* **Required work**
Copy each line of the material below that includes the string "непрерывной".

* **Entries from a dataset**
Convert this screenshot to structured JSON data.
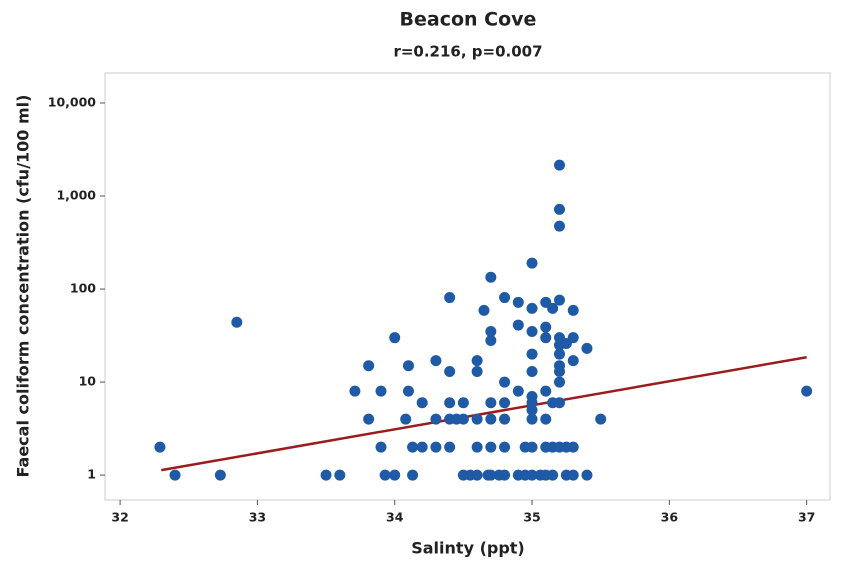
{
  "chart_data": {
    "type": "scatter",
    "title": "Beacon Cove",
    "subtitle": "r=0.216, p=0.007",
    "x_label": "Salinty (ppt)",
    "y_label": "Faecal coliform concentration (cfu/100 ml)",
    "y_scale": "log",
    "color": "#1f5aa6",
    "xlim": [
      31.89,
      37.17
    ],
    "xticks": [
      32,
      33,
      34,
      35,
      36,
      37
    ],
    "ylim": [
      0.54,
      21000
    ],
    "yticks": [
      1,
      10,
      100,
      {
        "value": 1000,
        "label": "1,000"
      },
      {
        "value": 10000,
        "label": "10,000"
      }
    ],
    "x": [
      32.29,
      32.4,
      32.73,
      32.85,
      33.5,
      33.6,
      33.71,
      33.81,
      33.81,
      33.9,
      33.9,
      33.93,
      34.0,
      34.0,
      34.08,
      34.1,
      34.1,
      34.13,
      34.13,
      34.2,
      34.2,
      34.3,
      34.3,
      34.3,
      34.4,
      34.4,
      34.4,
      34.4,
      34.4,
      34.45,
      34.5,
      34.5,
      34.5,
      34.55,
      34.6,
      34.6,
      34.6,
      34.6,
      34.6,
      34.65,
      34.68,
      34.7,
      34.7,
      34.7,
      34.7,
      34.7,
      34.7,
      34.7,
      34.76,
      34.8,
      34.8,
      34.8,
      34.8,
      34.8,
      34.8,
      34.9,
      34.9,
      34.9,
      34.9,
      34.95,
      34.95,
      35.0,
      35.0,
      35.0,
      35.0,
      35.0,
      35.0,
      35.0,
      35.0,
      35.0,
      35.0,
      35.0,
      35.06,
      35.1,
      35.1,
      35.1,
      35.1,
      35.1,
      35.1,
      35.1,
      35.15,
      35.15,
      35.15,
      35.15,
      35.2,
      35.2,
      35.2,
      35.2,
      35.2,
      35.2,
      35.2,
      35.2,
      35.2,
      35.2,
      35.2,
      35.2,
      35.25,
      35.25,
      35.25,
      35.3,
      35.3,
      35.3,
      35.3,
      35.3,
      35.4,
      35.4,
      35.5,
      37.0
    ],
    "values": [
      2,
      1,
      1,
      44,
      1,
      1,
      8,
      15,
      4,
      8,
      2,
      1,
      30,
      1,
      4,
      15,
      8,
      2,
      1,
      6,
      2,
      17,
      4,
      2,
      81,
      13,
      6,
      4,
      2,
      4,
      6,
      4,
      1,
      1,
      1,
      17,
      13,
      4,
      2,
      59,
      1,
      134,
      35,
      28,
      6,
      4,
      2,
      1,
      1,
      81,
      10,
      6,
      4,
      2,
      1,
      72,
      41,
      8,
      1,
      2,
      1,
      190,
      62,
      35,
      20,
      13,
      7,
      6,
      5,
      4,
      2,
      1,
      1,
      72,
      39,
      30,
      8,
      4,
      2,
      1,
      62,
      6,
      2,
      1,
      2150,
      718,
      475,
      76,
      30,
      25,
      20,
      15,
      13,
      10,
      6,
      2,
      26,
      1,
      2,
      59,
      30,
      17,
      2,
      1,
      23,
      1,
      4,
      8
    ],
    "trendline": {
      "color": "#9b1c1c",
      "x": [
        32.3,
        37.0
      ],
      "values": [
        1.13,
        18.5
      ]
    }
  }
}
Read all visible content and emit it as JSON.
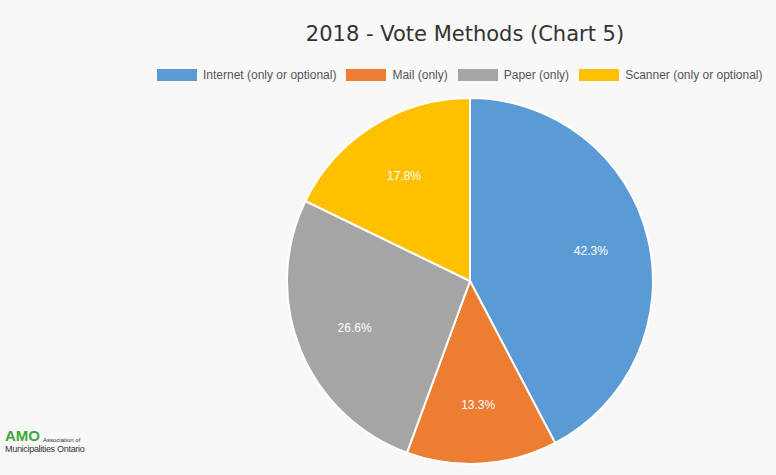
{
  "chart_data": {
    "type": "pie",
    "title": "2018 - Vote Methods (Chart 5)",
    "categories": [
      "Internet (only or optional)",
      "Mail (only)",
      "Paper (only)",
      "Scanner (only or optional)"
    ],
    "values": [
      42.3,
      13.3,
      26.6,
      17.8
    ],
    "value_labels": [
      "42.3%",
      "13.3%",
      "26.6%",
      "17.8%"
    ],
    "colors": [
      "#5b9bd5",
      "#ed7d31",
      "#a5a5a5",
      "#ffc000"
    ],
    "data_labels": true,
    "legend": "top",
    "annotations": [
      "AMO",
      "Association of",
      "Municipalities Ontario"
    ]
  }
}
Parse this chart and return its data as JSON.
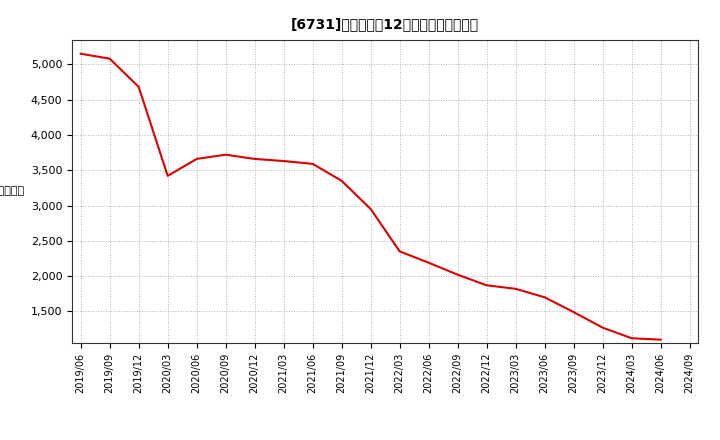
{
  "title": "[6731]　売上高の12か月移動合計の推移",
  "line_color": "#dd0000",
  "bg_color": "#ffffff",
  "plot_bg_color": "#ffffff",
  "grid_color": "#aaaaaa",
  "dates": [
    "2019/06",
    "2019/09",
    "2019/12",
    "2020/03",
    "2020/06",
    "2020/09",
    "2020/12",
    "2021/03",
    "2021/06",
    "2021/09",
    "2021/12",
    "2022/03",
    "2022/06",
    "2022/09",
    "2022/12",
    "2023/03",
    "2023/06",
    "2023/09",
    "2023/12",
    "2024/03",
    "2024/06",
    "2024/09"
  ],
  "values": [
    5150,
    5080,
    4680,
    3420,
    3660,
    3720,
    3660,
    3630,
    3590,
    3350,
    2950,
    2350,
    2190,
    2020,
    1870,
    1820,
    1700,
    1490,
    1270,
    1120,
    1100,
    null
  ],
  "yticks": [
    1500,
    2000,
    2500,
    3000,
    3500,
    4000,
    4500,
    5000
  ],
  "ylim": [
    1050,
    5350
  ],
  "xtick_labels": [
    "2019/06",
    "2019/09",
    "2019/12",
    "2020/03",
    "2020/06",
    "2020/09",
    "2020/12",
    "2021/03",
    "2021/06",
    "2021/09",
    "2021/12",
    "2022/03",
    "2022/06",
    "2022/09",
    "2022/12",
    "2023/03",
    "2023/06",
    "2023/09",
    "2023/12",
    "2024/03",
    "2024/06",
    "2024/09"
  ]
}
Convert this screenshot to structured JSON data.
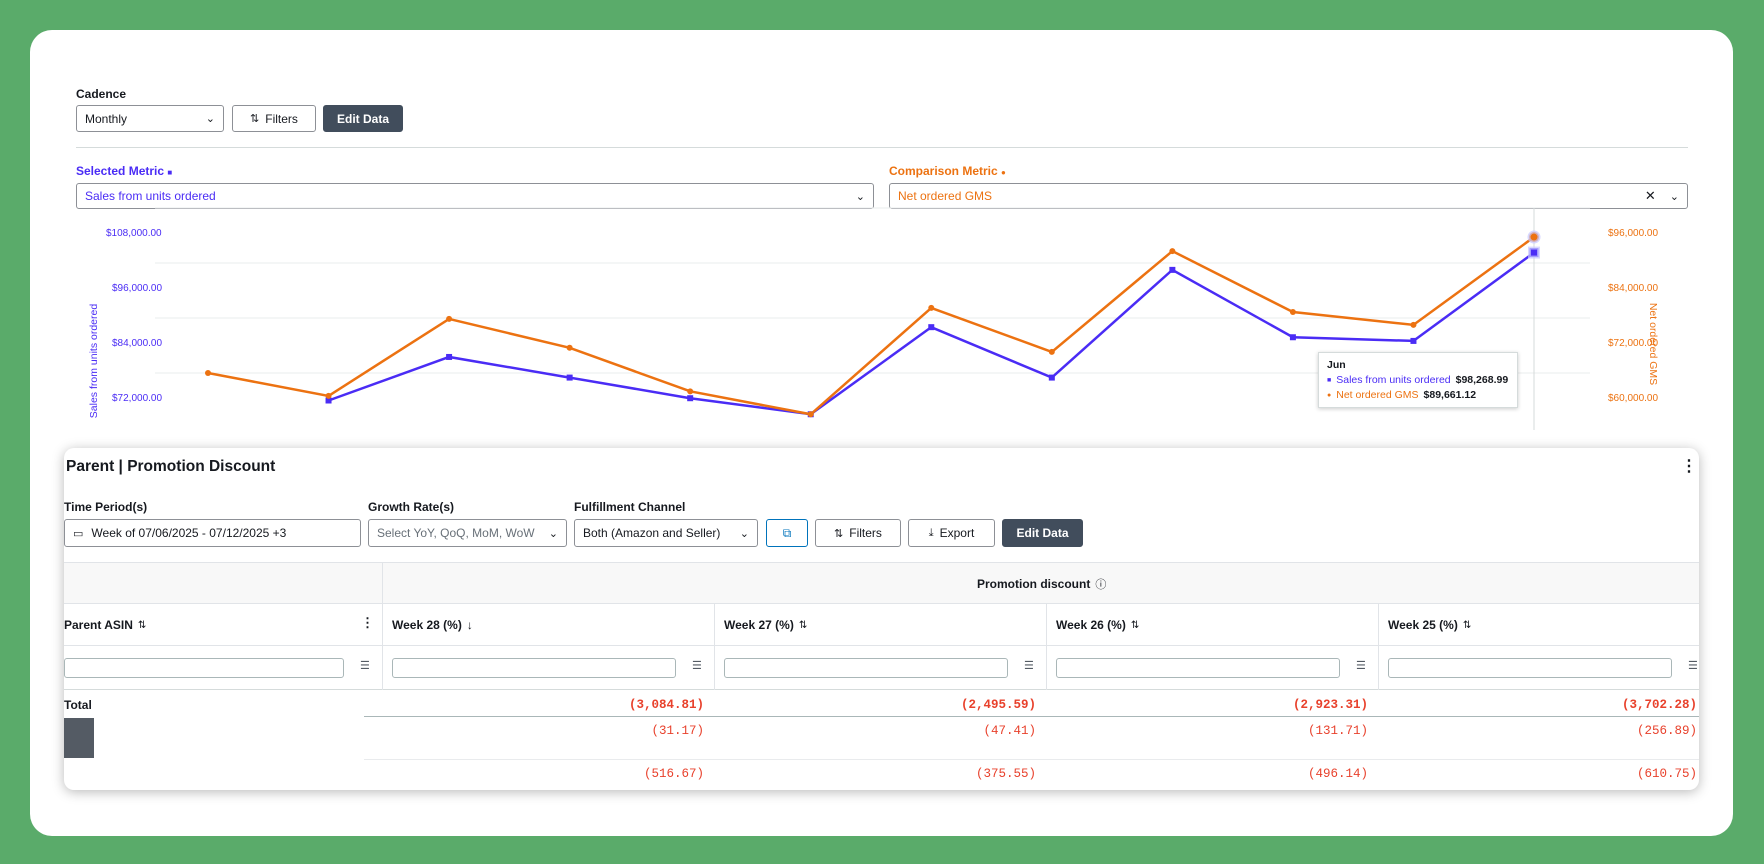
{
  "top": {
    "cadence_label": "Cadence",
    "cadence_value": "Monthly",
    "filters_label": "Filters",
    "edit_data_label": "Edit Data"
  },
  "metrics": {
    "selected_label": "Selected Metric",
    "selected_value": "Sales from units ordered",
    "comparison_label": "Comparison Metric",
    "comparison_value": "Net ordered GMS",
    "selected_color": "#4a2cf5",
    "comparison_color": "#ec7211"
  },
  "chart_data": {
    "type": "line",
    "ylabel": "Sales from units ordered",
    "y2label": "Net ordered GMS",
    "y_ticks": [
      "$108,000.00",
      "$96,000.00",
      "$84,000.00",
      "$72,000.00"
    ],
    "y2_ticks": [
      "$96,000.00",
      "$84,000.00",
      "$72,000.00",
      "$60,000.00"
    ],
    "ylim": [
      72000,
      108000
    ],
    "y2lim": [
      60000,
      96000
    ],
    "series": [
      {
        "name": "Sales from units ordered",
        "color": "#4a2cf5",
        "axis": "left",
        "marker": "square",
        "values": [
          null,
          66000,
          75500,
          71000,
          66500,
          63000,
          82000,
          71000,
          94500,
          79800,
          79000,
          98268.99
        ]
      },
      {
        "name": "Net ordered GMS",
        "color": "#ec7211",
        "axis": "right",
        "marker": "circle",
        "values": [
          60000,
          55000,
          71800,
          65500,
          56000,
          51000,
          74200,
          64600,
          86600,
          73300,
          70500,
          89661.12
        ]
      }
    ],
    "tooltip": {
      "title": "Jun",
      "rows": [
        {
          "label": "Sales from units ordered",
          "value": "$98,268.99"
        },
        {
          "label": "Net ordered GMS",
          "value": "$89,661.12"
        }
      ]
    }
  },
  "panel": {
    "title": "Parent | Promotion Discount",
    "time_period_label": "Time Period(s)",
    "time_period_value": "Week of 07/06/2025 - 07/12/2025 +3",
    "growth_label": "Growth Rate(s)",
    "growth_placeholder": "Select YoY, QoQ, MoM, WoW",
    "fulfillment_label": "Fulfillment Channel",
    "fulfillment_value": "Both (Amazon and Seller)",
    "filters_label": "Filters",
    "export_label": "Export",
    "edit_data_label": "Edit Data",
    "group_header": "Promotion discount",
    "columns": [
      "Parent ASIN",
      "Week 28 (%)",
      "Week 27 (%)",
      "Week 26 (%)",
      "Week 25 (%)"
    ],
    "rows": [
      {
        "label": "Total",
        "values": [
          "(3,084.81)",
          "(2,495.59)",
          "(2,923.31)",
          "(3,702.28)"
        ]
      },
      {
        "label": "",
        "values": [
          "(31.17)",
          "(47.41)",
          "(131.71)",
          "(256.89)"
        ]
      },
      {
        "label": "",
        "values": [
          "(516.67)",
          "(375.55)",
          "(496.14)",
          "(610.75)"
        ]
      }
    ]
  }
}
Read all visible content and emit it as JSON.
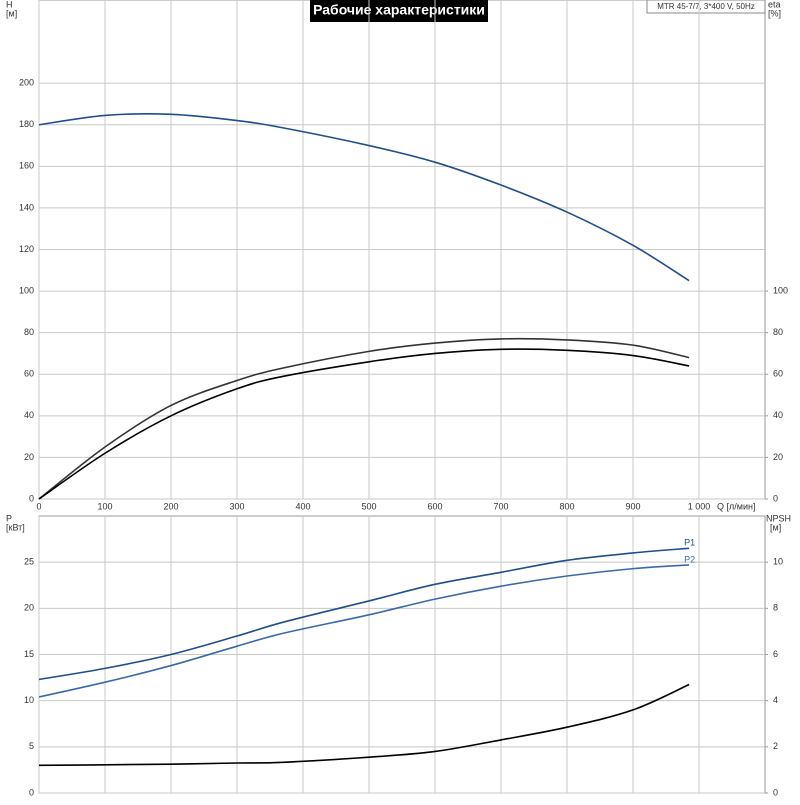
{
  "chart_data": [
    {
      "type": "line",
      "title": "Рабочие характеристики",
      "model": "MTR 45-7/7, 3*400 V, 50Hz",
      "y_label": "H",
      "y_unit": "[м]",
      "y2_label": "eta",
      "y2_unit": "[%]",
      "x_label": "Q [л/мин]",
      "x": [
        0,
        100,
        200,
        300,
        370,
        500,
        600,
        700,
        800,
        900,
        985
      ],
      "series": [
        {
          "color": "#1f4e8c",
          "values": [
            180,
            184.5,
            185,
            182,
            178.5,
            170,
            162,
            151,
            138,
            122,
            105
          ]
        },
        {
          "color": "#333333",
          "axis": "y2",
          "values": [
            0,
            25,
            45,
            57,
            63,
            71,
            75,
            77,
            76.5,
            74,
            68
          ]
        },
        {
          "color": "#000000",
          "axis": "y2",
          "values": [
            0,
            22,
            40,
            53,
            59,
            66,
            70,
            72,
            71.5,
            69,
            64
          ]
        }
      ],
      "xlim": [
        0,
        1100
      ],
      "xticks": [
        0,
        100,
        200,
        300,
        400,
        500,
        600,
        700,
        800,
        900,
        {
          "value": 1000,
          "label": "1 000"
        }
      ],
      "ylim": [
        0,
        240
      ],
      "yticks": [
        0,
        20,
        40,
        60,
        80,
        100,
        120,
        140,
        160,
        180,
        200
      ],
      "y2lim": [
        0,
        240
      ],
      "y2ticks": [
        0,
        20,
        40,
        60,
        80,
        100
      ],
      "grid": true
    },
    {
      "type": "line",
      "y_label": "P",
      "y_unit": "[кВт]",
      "y2_label": "NPSH",
      "y2_unit": "[м]",
      "x": [
        0,
        100,
        200,
        300,
        370,
        500,
        600,
        700,
        800,
        900,
        985
      ],
      "series": [
        {
          "name": "P1",
          "color": "#1f4e8c",
          "values": [
            12.3,
            13.5,
            15,
            17,
            18.5,
            20.8,
            22.6,
            23.9,
            25.2,
            26,
            26.5
          ]
        },
        {
          "name": "P2",
          "color": "#3b6aa8",
          "values": [
            10.4,
            12,
            13.8,
            15.9,
            17.3,
            19.3,
            21,
            22.4,
            23.5,
            24.3,
            24.7
          ]
        },
        {
          "color": "#000000",
          "axis": "y2",
          "values": [
            1.2,
            1.22,
            1.25,
            1.3,
            1.33,
            1.55,
            1.8,
            2.3,
            2.85,
            3.6,
            4.7
          ]
        }
      ],
      "xlim": [
        0,
        1100
      ],
      "xticks": [
        0,
        100,
        200,
        300,
        400,
        500,
        600,
        700,
        800,
        900,
        1000
      ],
      "ylim": [
        0,
        30
      ],
      "yticks": [
        0,
        5,
        10,
        15,
        20,
        25
      ],
      "y2lim": [
        0,
        12
      ],
      "y2ticks": [
        0,
        2,
        4,
        6,
        8,
        10
      ],
      "grid": true
    }
  ]
}
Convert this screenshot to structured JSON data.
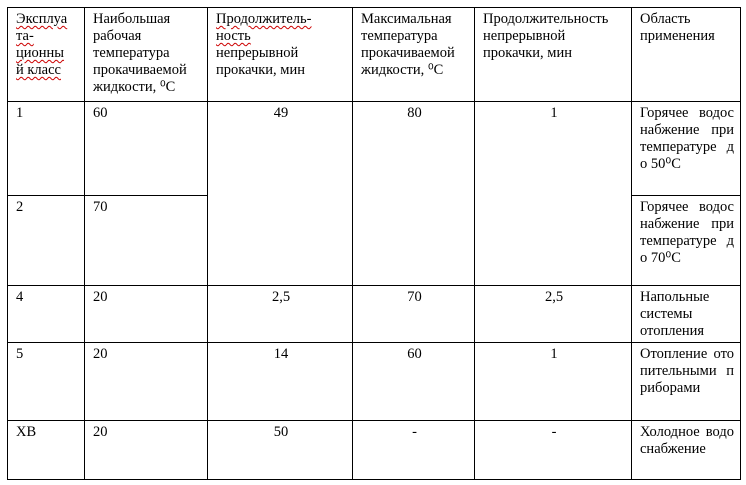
{
  "header": [
    "Эксплуатационный класс",
    "Наибольшая рабочая температура прокачиваемой жидкости, ⁰С",
    "Продолжитель-ность непрерывной прокачки, мин",
    "Максимальная температура прокачиваемой жидкости, ⁰С",
    "Продолжительность непрерывной прокачки, мин",
    "Область применения"
  ],
  "header_col1_parts": [
    "Эксплуа",
    "та-",
    "ционны",
    "й класс"
  ],
  "header_col3_parts": [
    "Продолжитель-",
    "ность",
    "непрерывной прокачки, мин"
  ],
  "rows": [
    {
      "cls": "1",
      "work_temp": "60",
      "duration": "49",
      "max_temp": "80",
      "max_duration": "1",
      "application": "Горячее водоснабжение при температуре до 50⁰С"
    },
    {
      "cls": "2",
      "work_temp": "70",
      "application": "Горячее водоснабжение при температуре до 70⁰С"
    },
    {
      "cls": "4",
      "work_temp": "20",
      "duration": "2,5",
      "max_temp": "70",
      "max_duration": "2,5",
      "application": "Напольные системы отопления"
    },
    {
      "cls": "5",
      "work_temp": "20",
      "duration": "14",
      "max_temp": "60",
      "max_duration": "1",
      "application": "Отопление отопительными приборами"
    },
    {
      "cls": "ХВ",
      "work_temp": "20",
      "duration": "50",
      "max_temp": "-",
      "max_duration": "-",
      "application": "Холодное водоснабжение"
    }
  ]
}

* **Finished exercise**
    "Продолжитель-ность непрерывной прокачки, мин",
    "Продолжительность непрерывной прокачки, мин",
    "непрерывной прокачки, мин"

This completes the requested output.